*What is needed*:
Scan the records below. List lines holding "nombre".

*Supplied information*:
______________________________
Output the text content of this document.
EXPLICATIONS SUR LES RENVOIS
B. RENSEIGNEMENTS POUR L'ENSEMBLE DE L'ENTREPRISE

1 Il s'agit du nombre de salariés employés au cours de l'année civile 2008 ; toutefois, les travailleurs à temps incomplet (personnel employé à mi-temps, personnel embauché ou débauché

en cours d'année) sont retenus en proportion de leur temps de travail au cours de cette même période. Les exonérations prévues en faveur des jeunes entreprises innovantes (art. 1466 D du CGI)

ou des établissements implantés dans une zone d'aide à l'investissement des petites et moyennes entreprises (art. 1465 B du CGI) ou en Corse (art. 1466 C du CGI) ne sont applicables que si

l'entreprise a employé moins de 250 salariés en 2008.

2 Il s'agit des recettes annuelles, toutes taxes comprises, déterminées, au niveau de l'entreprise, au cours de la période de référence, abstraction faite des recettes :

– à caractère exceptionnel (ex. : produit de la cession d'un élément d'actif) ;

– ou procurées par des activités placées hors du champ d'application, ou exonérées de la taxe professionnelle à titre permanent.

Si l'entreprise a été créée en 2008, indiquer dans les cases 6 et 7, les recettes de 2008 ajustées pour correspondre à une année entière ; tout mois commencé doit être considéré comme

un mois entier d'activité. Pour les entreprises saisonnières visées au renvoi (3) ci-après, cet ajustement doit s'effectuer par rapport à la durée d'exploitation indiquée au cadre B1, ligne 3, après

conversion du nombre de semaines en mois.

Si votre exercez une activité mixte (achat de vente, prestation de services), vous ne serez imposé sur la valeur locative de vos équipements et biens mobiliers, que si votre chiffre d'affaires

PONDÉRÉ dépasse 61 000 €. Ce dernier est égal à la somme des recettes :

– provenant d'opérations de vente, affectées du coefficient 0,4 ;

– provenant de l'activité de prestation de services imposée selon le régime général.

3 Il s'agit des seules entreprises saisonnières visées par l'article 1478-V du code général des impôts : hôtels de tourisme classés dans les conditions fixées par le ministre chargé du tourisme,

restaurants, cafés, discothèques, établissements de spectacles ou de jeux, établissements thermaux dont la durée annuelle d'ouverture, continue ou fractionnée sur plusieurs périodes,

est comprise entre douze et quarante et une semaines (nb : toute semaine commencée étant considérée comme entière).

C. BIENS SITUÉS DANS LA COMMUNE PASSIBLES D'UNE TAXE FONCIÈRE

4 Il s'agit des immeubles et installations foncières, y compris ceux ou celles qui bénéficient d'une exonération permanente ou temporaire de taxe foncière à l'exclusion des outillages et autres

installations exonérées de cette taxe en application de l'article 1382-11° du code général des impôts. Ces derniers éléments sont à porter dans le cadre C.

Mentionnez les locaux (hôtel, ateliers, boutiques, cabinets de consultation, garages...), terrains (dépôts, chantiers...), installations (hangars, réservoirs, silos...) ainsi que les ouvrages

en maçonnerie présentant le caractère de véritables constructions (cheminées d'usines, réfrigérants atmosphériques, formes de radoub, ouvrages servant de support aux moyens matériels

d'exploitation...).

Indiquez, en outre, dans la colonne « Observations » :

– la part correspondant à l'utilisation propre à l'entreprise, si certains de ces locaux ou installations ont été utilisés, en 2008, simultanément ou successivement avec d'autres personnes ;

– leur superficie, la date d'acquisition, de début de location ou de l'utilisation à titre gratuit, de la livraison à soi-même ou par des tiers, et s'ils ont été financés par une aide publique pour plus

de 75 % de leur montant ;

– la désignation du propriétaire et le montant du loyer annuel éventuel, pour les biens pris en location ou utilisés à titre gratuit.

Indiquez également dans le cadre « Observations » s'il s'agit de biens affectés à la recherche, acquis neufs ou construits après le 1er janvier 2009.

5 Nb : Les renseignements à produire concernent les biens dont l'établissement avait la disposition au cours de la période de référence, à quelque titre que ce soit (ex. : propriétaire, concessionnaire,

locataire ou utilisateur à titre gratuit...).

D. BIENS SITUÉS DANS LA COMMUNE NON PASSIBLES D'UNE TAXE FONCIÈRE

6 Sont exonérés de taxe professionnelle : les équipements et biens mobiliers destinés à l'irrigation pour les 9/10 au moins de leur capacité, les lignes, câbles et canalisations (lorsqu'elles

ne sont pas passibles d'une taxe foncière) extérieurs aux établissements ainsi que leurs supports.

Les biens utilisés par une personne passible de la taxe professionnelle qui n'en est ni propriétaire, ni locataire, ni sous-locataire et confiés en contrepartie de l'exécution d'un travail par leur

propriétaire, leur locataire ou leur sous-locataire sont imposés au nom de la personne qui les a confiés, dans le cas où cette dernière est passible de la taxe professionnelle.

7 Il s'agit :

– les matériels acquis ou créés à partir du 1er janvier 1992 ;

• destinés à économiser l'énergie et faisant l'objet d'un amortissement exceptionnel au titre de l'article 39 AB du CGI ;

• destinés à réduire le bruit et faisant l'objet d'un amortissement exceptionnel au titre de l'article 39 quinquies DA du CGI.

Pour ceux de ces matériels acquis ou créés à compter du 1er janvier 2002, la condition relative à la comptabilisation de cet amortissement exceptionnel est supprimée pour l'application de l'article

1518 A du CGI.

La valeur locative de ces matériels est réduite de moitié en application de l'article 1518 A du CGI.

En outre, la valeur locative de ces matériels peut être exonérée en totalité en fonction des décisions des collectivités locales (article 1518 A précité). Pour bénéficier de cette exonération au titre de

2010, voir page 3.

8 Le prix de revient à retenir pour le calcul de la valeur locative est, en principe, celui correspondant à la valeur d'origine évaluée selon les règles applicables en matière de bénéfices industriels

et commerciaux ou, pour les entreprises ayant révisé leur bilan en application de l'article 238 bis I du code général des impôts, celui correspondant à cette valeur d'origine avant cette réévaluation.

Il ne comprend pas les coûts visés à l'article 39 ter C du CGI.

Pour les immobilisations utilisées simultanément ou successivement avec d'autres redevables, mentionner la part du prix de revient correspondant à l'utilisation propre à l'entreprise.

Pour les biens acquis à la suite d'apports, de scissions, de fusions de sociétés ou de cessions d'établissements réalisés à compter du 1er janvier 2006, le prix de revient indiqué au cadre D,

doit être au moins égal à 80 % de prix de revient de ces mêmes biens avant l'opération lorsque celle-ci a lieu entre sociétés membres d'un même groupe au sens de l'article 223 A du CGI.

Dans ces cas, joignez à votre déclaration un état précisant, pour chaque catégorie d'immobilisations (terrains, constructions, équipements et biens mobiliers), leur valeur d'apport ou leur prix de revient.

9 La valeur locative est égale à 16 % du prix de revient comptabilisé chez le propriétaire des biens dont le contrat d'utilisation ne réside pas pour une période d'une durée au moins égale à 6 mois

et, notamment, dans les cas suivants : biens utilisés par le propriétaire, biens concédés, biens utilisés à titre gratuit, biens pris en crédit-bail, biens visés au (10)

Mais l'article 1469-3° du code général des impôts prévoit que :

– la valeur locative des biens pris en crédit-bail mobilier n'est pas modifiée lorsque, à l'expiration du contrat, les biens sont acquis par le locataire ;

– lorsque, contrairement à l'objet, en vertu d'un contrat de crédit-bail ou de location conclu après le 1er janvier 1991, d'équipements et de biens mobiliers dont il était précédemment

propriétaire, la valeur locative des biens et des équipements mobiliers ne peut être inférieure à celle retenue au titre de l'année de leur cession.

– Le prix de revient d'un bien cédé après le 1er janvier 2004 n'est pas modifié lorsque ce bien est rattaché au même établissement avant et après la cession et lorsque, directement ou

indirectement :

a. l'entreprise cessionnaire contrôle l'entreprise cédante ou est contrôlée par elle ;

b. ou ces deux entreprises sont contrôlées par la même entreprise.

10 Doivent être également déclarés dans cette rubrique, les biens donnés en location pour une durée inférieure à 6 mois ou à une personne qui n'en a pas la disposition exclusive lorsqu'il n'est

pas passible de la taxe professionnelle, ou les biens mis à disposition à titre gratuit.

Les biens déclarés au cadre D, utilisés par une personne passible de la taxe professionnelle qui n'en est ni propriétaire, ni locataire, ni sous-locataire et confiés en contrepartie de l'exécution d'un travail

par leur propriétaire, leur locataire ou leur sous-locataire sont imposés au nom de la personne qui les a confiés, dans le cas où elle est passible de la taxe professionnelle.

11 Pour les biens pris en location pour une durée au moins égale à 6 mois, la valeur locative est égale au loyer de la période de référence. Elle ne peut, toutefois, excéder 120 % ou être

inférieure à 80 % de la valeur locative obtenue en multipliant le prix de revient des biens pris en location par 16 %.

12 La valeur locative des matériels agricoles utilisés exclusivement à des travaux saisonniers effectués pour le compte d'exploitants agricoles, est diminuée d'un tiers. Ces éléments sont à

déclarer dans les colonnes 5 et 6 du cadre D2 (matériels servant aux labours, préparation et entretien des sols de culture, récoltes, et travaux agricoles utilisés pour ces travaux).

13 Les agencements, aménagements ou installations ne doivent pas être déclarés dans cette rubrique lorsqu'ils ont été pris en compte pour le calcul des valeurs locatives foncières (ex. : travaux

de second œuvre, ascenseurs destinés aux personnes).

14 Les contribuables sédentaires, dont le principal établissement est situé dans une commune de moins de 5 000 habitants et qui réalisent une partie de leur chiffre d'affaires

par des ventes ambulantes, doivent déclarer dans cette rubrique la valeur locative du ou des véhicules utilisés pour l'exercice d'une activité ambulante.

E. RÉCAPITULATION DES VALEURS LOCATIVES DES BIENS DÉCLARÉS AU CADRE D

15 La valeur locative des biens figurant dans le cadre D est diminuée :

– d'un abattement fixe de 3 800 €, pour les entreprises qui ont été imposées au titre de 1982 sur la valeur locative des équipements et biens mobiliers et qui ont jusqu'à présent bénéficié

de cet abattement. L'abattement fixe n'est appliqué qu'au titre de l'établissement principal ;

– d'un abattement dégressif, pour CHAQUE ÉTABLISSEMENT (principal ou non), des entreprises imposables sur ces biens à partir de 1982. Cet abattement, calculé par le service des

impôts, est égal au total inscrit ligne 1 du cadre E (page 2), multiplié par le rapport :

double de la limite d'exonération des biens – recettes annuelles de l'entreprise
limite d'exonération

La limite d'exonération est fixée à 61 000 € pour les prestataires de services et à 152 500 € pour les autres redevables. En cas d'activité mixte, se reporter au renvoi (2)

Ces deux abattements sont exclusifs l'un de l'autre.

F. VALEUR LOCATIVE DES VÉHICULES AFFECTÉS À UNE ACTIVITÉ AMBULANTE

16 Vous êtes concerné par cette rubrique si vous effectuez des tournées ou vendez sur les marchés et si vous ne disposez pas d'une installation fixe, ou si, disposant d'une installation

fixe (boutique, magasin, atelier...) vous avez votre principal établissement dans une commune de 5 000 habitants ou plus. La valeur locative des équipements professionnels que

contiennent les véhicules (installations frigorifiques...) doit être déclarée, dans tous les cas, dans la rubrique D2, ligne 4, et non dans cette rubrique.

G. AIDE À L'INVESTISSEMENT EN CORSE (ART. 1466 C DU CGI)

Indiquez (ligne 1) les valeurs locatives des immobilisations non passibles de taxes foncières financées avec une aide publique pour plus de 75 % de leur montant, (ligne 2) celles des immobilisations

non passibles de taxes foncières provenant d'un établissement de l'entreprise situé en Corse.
______________________________
*Solution to the exercise*:
1 Il s'agit du nombre de salariés employés au cours de l'année civile 2008 ; toutefois, les travailleurs à temps incomplet (personnel employé à mi-temps, personnel embauché ou débauché
conversion du nombre de semaines en mois.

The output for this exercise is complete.